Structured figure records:
# # # # # # #

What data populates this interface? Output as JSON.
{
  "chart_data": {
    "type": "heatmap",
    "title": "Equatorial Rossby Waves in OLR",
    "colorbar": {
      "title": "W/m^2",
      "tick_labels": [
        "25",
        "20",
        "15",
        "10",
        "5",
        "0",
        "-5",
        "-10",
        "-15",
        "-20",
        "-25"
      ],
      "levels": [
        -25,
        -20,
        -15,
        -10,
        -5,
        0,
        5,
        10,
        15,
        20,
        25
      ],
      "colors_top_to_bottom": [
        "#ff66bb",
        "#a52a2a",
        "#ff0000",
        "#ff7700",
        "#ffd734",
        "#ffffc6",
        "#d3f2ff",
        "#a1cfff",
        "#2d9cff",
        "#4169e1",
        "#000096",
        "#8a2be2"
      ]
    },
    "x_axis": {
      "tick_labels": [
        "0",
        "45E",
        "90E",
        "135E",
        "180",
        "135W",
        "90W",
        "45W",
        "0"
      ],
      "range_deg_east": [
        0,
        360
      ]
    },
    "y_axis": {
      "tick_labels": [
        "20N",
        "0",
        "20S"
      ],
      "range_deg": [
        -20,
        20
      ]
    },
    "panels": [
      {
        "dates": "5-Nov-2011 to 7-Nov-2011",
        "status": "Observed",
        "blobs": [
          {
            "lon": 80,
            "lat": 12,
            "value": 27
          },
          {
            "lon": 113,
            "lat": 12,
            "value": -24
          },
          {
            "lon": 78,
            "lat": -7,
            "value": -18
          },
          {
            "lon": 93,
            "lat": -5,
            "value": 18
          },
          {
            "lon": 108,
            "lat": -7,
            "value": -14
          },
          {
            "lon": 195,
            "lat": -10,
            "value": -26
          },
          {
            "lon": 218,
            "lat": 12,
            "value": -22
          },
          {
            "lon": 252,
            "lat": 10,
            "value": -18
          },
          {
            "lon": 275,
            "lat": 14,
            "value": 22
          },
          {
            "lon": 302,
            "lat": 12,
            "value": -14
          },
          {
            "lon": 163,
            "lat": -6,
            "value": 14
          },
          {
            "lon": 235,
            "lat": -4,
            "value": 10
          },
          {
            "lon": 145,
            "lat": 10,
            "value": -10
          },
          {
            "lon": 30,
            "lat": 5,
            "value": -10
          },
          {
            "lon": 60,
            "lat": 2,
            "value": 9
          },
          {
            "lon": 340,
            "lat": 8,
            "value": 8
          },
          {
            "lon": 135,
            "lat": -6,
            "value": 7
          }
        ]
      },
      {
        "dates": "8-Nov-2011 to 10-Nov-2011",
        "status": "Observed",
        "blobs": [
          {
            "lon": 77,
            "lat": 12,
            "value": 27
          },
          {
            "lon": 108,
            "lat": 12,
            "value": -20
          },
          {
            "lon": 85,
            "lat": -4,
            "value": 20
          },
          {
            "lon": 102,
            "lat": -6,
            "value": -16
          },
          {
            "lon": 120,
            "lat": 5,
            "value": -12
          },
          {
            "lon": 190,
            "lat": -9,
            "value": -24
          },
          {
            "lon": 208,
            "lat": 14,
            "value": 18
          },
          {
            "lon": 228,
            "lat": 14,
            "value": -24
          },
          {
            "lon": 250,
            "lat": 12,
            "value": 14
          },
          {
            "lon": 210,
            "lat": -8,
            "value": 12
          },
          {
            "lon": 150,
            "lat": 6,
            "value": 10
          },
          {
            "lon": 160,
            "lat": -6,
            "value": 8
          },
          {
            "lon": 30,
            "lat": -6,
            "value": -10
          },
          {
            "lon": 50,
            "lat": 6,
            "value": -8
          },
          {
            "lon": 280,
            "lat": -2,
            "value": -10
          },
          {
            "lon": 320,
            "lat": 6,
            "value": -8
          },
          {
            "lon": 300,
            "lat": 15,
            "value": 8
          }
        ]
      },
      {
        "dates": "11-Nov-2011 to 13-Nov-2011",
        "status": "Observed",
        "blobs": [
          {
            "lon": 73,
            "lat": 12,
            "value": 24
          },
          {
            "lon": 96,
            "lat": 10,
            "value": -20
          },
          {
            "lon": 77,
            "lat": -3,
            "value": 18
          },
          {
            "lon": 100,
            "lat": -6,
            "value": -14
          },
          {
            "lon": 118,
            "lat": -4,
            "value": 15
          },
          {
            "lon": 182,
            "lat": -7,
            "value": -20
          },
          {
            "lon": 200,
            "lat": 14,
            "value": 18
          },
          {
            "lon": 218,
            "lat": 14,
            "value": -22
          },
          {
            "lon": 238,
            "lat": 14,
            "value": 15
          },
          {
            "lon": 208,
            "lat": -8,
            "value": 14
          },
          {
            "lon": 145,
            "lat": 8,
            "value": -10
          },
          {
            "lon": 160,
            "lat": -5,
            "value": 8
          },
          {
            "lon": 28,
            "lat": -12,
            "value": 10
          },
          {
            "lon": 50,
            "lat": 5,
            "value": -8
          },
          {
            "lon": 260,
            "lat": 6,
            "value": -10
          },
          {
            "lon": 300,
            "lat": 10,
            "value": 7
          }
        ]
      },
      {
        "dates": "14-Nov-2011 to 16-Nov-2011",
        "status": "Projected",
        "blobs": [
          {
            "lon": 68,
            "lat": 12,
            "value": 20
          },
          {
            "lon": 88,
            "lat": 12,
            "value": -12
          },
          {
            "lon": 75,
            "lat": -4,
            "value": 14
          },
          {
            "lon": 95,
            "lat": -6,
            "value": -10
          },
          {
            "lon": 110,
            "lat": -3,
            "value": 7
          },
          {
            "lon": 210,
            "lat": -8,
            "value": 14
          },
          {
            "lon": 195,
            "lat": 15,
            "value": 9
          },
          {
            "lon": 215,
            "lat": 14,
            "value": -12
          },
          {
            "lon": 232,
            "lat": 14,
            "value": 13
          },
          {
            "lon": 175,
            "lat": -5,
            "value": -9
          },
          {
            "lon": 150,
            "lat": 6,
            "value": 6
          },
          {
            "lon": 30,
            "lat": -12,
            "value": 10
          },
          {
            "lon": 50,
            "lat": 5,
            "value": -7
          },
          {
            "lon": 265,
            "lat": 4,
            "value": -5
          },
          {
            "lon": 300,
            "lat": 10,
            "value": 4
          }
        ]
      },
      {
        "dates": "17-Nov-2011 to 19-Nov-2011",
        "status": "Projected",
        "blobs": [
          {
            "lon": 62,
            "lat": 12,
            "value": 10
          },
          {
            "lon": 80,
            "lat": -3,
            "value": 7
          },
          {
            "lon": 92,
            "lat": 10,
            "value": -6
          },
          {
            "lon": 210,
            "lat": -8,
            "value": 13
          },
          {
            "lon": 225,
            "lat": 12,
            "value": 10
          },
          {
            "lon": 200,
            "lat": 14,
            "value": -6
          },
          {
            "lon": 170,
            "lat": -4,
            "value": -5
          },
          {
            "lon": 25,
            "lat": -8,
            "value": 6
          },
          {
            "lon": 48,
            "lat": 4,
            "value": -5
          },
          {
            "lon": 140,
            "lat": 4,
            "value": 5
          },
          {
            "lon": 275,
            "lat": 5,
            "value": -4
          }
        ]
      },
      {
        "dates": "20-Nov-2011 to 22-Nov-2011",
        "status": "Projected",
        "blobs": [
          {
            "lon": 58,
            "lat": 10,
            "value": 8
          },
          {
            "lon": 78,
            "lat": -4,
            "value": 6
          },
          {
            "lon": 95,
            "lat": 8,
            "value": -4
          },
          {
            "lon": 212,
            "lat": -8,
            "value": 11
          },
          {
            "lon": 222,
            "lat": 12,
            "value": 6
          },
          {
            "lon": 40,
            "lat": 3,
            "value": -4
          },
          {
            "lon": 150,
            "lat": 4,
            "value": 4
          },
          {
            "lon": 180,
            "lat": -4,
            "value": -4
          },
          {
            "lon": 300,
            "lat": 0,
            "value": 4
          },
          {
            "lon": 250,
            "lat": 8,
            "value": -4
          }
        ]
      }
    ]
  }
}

# # # # # # #

(GIVEN PROBLEM): From the records above, how many lines include the word "title"? Only the number is wanted.

(REPLY TO THE EXERCISE): 2